[START DATA SHOWN]
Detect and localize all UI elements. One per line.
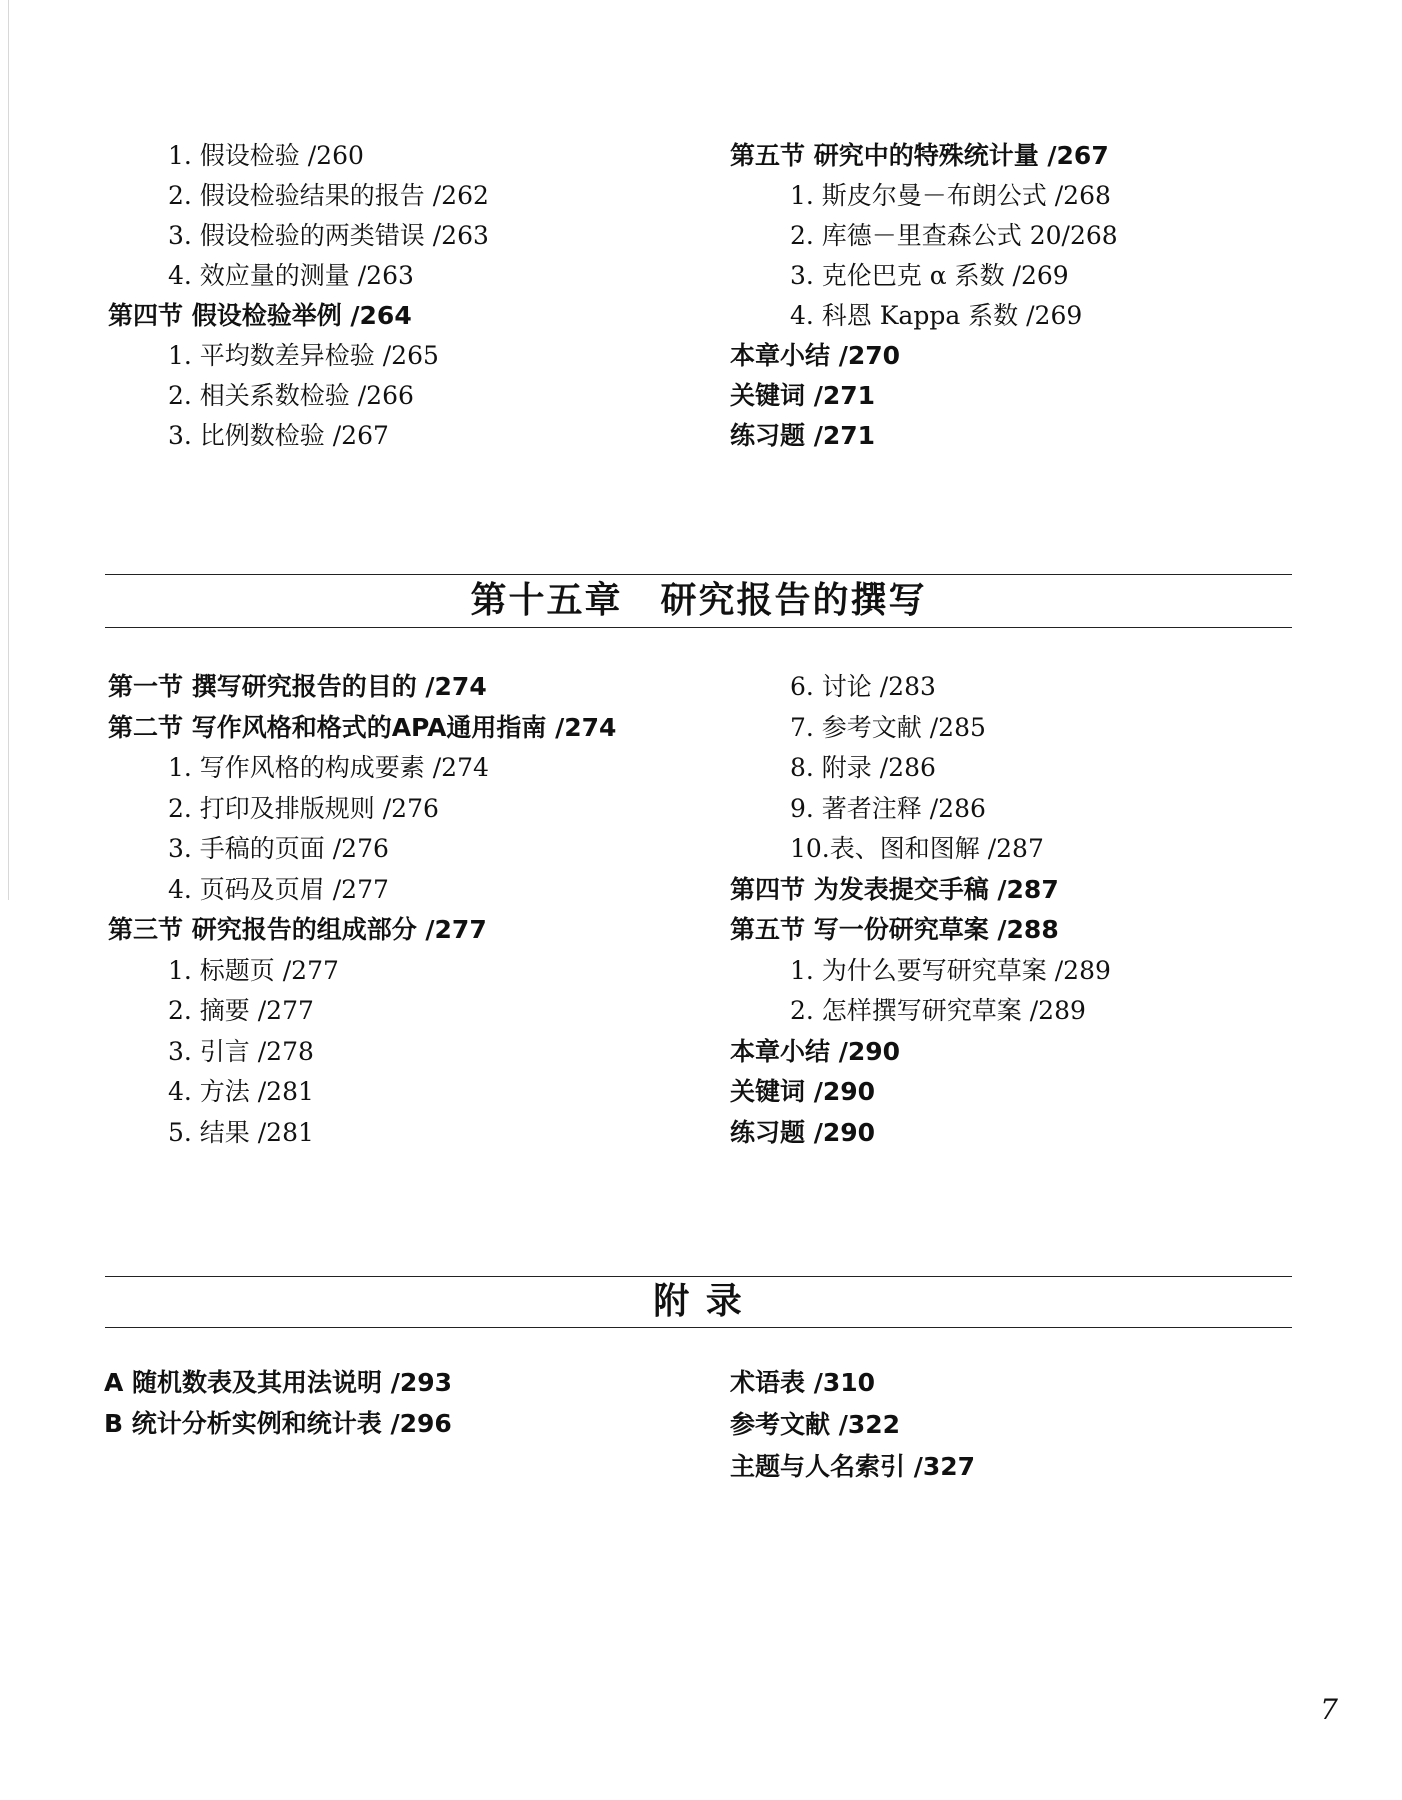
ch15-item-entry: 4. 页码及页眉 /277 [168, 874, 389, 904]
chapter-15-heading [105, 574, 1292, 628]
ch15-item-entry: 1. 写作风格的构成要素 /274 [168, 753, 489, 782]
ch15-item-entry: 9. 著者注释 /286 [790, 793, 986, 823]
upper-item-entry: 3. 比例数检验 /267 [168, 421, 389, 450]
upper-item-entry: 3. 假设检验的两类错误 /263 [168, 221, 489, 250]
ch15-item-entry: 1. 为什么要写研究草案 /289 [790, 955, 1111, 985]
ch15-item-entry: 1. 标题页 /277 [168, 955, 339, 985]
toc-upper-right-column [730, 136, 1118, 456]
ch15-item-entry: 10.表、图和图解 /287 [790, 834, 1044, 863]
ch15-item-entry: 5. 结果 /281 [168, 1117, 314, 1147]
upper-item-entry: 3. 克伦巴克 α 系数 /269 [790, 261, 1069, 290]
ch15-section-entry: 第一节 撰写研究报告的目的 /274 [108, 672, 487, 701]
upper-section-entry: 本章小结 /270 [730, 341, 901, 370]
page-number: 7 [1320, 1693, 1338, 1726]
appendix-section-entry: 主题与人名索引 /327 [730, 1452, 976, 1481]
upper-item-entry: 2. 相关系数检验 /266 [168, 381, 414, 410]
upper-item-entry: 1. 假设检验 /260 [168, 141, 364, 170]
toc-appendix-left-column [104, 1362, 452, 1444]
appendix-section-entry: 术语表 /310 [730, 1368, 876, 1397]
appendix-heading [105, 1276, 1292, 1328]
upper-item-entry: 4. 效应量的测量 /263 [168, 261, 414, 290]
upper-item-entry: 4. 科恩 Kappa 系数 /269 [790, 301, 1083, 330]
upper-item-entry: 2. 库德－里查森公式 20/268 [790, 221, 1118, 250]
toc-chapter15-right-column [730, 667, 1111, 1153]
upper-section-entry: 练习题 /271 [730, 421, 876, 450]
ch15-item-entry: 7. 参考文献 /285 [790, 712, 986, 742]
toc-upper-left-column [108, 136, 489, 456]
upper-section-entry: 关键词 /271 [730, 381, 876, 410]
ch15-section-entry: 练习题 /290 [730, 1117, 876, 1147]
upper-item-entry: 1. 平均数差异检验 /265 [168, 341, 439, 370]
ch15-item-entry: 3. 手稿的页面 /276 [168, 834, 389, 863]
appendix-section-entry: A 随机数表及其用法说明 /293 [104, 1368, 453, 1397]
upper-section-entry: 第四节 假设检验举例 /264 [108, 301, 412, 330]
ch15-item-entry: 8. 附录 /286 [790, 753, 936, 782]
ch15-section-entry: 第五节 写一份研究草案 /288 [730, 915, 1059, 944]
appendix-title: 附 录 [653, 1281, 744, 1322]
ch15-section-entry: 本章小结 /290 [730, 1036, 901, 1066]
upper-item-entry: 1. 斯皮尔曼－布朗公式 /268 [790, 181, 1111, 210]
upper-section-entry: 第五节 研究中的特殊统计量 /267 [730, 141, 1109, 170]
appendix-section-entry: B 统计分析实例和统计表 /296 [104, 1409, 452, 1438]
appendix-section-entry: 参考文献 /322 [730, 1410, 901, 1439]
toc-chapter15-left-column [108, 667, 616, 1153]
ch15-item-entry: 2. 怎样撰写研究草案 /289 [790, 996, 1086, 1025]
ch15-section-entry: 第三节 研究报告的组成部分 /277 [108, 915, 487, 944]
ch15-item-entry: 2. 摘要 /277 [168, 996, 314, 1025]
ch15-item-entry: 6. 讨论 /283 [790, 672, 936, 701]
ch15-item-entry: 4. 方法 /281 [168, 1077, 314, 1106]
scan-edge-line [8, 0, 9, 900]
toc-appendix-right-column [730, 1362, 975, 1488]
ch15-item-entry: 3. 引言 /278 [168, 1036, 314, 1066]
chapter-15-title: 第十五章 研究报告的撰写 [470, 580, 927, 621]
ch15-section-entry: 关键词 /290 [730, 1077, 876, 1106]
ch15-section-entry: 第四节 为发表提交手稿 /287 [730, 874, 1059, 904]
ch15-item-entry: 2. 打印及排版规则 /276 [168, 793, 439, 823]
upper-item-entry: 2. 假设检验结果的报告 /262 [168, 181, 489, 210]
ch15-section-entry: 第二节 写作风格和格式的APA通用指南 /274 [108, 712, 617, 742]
[END DATA SHOWN]
[START DATA SHOWN]
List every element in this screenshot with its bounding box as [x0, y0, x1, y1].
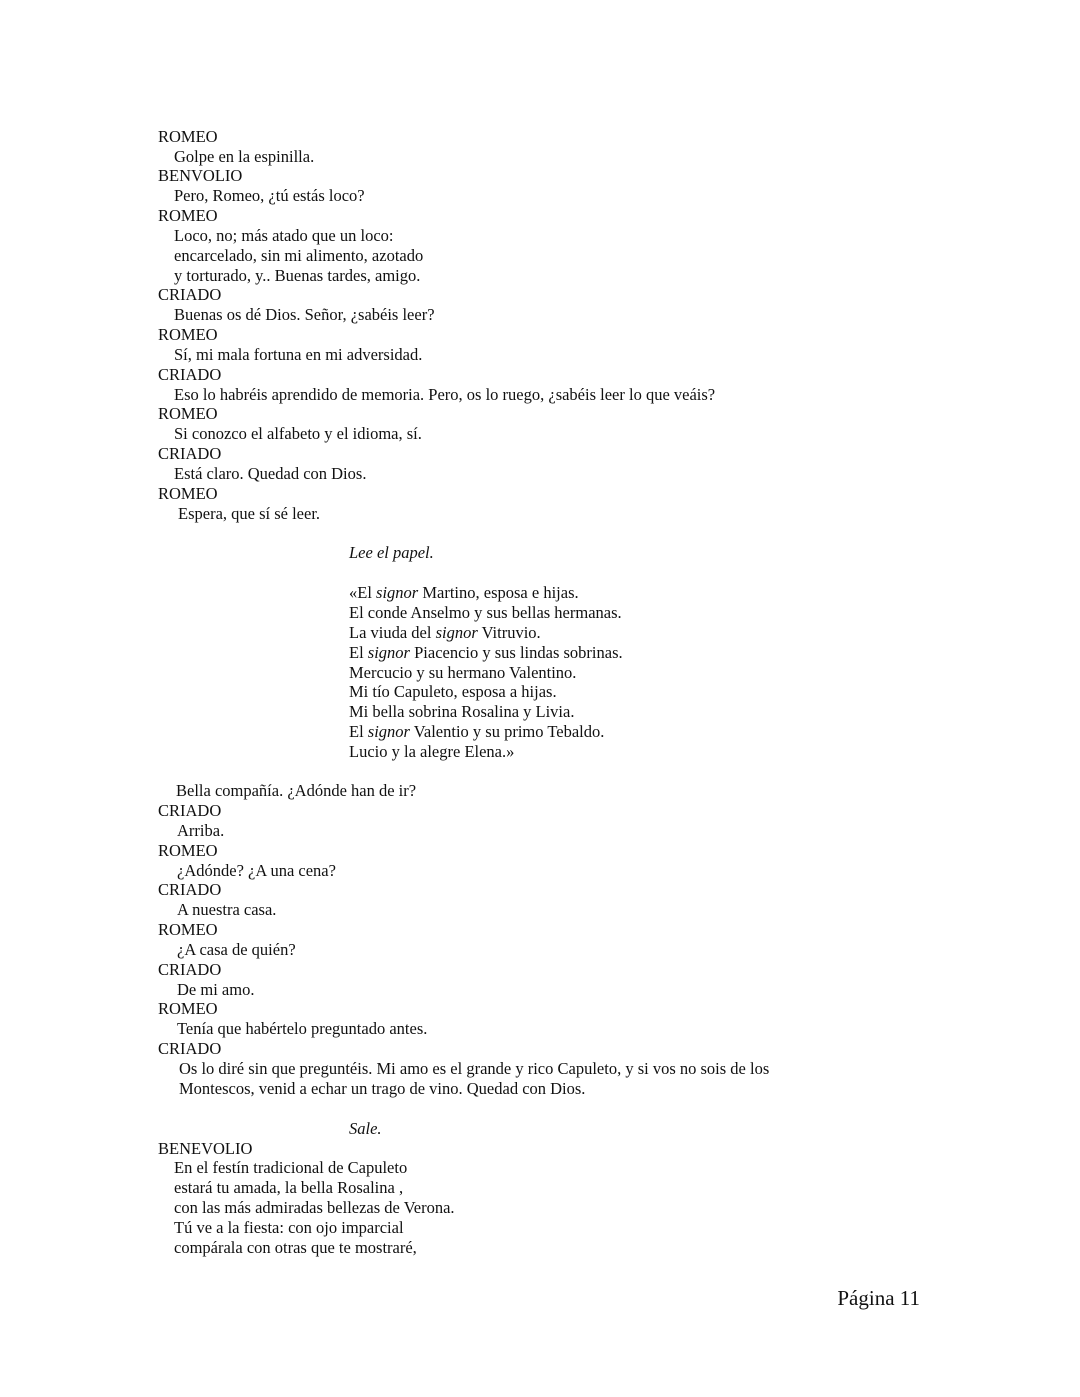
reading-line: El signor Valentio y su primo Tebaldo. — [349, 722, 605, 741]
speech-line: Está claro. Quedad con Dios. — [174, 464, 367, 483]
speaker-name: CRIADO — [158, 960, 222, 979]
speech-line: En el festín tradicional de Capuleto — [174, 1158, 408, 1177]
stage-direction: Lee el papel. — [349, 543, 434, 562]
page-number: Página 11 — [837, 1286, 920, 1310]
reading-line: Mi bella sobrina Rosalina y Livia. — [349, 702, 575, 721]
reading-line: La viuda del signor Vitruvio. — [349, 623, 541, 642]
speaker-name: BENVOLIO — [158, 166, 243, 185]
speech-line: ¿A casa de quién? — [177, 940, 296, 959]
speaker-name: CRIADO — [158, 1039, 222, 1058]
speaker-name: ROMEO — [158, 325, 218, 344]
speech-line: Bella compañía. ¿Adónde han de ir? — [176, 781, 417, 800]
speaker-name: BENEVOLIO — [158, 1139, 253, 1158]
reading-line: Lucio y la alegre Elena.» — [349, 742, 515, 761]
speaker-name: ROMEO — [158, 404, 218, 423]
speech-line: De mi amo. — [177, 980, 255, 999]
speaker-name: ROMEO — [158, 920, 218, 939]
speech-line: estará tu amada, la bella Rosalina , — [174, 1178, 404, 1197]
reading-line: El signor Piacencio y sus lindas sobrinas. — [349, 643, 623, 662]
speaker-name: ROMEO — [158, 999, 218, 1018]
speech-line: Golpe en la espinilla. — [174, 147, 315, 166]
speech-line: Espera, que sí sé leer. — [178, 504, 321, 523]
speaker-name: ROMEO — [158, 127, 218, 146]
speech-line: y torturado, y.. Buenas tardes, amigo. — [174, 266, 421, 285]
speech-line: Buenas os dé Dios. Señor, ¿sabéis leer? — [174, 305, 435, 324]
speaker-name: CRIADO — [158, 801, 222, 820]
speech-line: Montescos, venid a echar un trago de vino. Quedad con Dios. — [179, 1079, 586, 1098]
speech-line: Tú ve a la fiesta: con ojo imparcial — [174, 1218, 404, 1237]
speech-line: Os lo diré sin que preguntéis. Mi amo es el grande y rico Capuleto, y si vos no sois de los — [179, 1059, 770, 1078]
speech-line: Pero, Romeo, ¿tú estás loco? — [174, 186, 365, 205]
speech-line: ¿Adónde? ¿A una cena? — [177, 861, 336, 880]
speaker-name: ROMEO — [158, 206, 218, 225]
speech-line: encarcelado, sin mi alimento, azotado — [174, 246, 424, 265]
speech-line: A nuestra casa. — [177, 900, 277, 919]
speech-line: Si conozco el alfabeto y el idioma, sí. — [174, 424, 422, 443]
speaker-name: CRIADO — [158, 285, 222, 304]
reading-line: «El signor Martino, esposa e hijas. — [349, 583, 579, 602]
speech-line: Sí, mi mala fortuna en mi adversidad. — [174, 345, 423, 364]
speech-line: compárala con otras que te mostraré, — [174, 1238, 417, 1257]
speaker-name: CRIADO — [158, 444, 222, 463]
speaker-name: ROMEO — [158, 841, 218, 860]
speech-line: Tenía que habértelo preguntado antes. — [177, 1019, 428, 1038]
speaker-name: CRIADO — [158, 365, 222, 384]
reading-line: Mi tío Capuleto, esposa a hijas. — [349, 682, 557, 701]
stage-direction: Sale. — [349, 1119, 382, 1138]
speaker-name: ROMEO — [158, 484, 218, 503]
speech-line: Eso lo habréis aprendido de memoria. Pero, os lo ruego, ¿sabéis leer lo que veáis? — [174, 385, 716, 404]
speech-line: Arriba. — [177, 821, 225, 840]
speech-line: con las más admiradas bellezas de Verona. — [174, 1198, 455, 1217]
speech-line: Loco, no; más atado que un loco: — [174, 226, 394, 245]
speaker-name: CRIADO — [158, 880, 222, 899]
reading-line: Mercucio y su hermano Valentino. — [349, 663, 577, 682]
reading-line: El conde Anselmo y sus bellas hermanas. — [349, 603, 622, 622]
[END DATA SHOWN]
[START DATA SHOWN]
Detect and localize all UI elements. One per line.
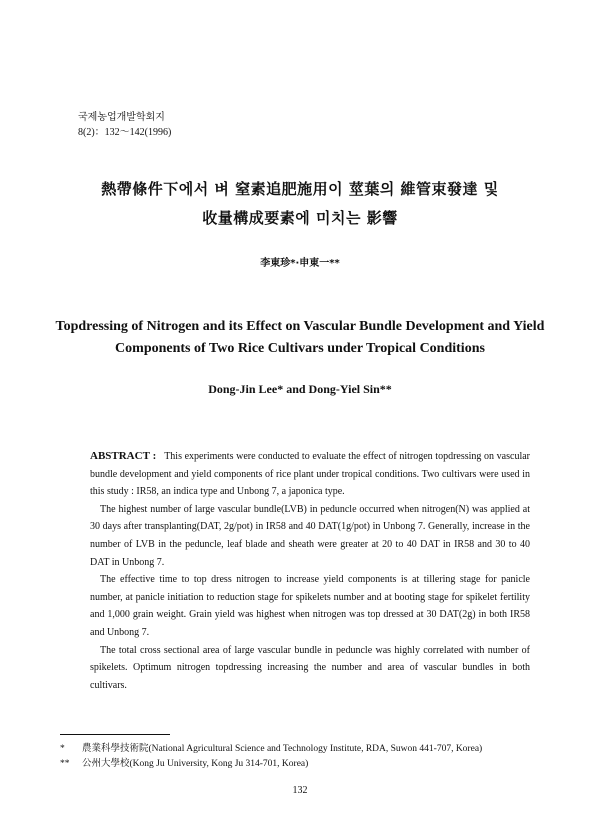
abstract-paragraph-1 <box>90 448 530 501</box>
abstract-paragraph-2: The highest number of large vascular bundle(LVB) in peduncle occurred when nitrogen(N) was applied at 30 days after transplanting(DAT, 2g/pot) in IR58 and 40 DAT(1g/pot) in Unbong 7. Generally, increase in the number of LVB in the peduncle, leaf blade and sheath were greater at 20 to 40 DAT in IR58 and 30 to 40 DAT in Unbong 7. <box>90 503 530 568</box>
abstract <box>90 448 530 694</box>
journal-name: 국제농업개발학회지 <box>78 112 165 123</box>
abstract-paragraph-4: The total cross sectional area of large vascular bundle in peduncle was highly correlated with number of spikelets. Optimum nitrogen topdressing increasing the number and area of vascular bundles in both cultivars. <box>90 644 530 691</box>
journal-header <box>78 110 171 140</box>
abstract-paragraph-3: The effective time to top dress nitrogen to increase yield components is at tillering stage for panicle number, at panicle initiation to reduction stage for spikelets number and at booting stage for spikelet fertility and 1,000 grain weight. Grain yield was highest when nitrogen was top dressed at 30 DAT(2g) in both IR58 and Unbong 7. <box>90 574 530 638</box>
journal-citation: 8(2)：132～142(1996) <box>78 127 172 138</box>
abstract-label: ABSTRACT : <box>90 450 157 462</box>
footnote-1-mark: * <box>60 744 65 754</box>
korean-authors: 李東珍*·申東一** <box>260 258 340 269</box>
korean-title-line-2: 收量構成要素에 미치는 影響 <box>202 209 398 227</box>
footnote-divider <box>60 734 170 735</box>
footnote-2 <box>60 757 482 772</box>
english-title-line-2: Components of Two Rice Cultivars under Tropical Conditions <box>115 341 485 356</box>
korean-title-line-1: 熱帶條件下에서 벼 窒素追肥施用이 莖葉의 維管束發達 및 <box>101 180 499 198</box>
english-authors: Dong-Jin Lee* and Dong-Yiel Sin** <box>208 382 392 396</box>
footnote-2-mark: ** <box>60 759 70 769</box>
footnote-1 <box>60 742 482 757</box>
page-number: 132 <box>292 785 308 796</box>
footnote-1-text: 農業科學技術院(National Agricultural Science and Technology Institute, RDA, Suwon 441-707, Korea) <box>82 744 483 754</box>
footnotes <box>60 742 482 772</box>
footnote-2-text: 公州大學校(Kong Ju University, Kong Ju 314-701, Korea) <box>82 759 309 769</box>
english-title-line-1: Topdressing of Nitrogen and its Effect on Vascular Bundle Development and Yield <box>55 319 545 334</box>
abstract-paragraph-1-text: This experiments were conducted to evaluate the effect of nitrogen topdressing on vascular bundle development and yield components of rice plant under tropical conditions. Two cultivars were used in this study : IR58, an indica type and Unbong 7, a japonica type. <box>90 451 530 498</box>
[END DATA SHOWN]
TASK TO CARRY OUT:
Please reproduce everything from the line containing "ch15-item-entry: 4. 页码及页眉" down to the line containing "upper-item-entry: 3. 克伦巴克", both of those lines included, word for word.

SOLVED EXERCISE:
ch15-item-entry: 4. 页码及页眉 /277 [168, 874, 389, 904]
chapter-15-heading [105, 574, 1292, 628]
ch15-item-entry: 1. 写作风格的构成要素 /274 [168, 753, 489, 782]
ch15-item-entry: 9. 著者注释 /286 [790, 793, 986, 823]
upper-item-entry: 3. 比例数检验 /267 [168, 421, 389, 450]
upper-item-entry: 3. 假设检验的两类错误 /263 [168, 221, 489, 250]
ch15-item-entry: 1. 为什么要写研究草案 /289 [790, 955, 1111, 985]
ch15-item-entry: 1. 标题页 /277 [168, 955, 339, 985]
toc-upper-right-column [730, 136, 1118, 456]
ch15-item-entry: 10.表、图和图解 /287 [790, 834, 1044, 863]
ch15-item-entry: 5. 结果 /281 [168, 1117, 314, 1147]
upper-item-entry: 3. 克伦巴克 α 系数 /269 [790, 261, 1069, 290]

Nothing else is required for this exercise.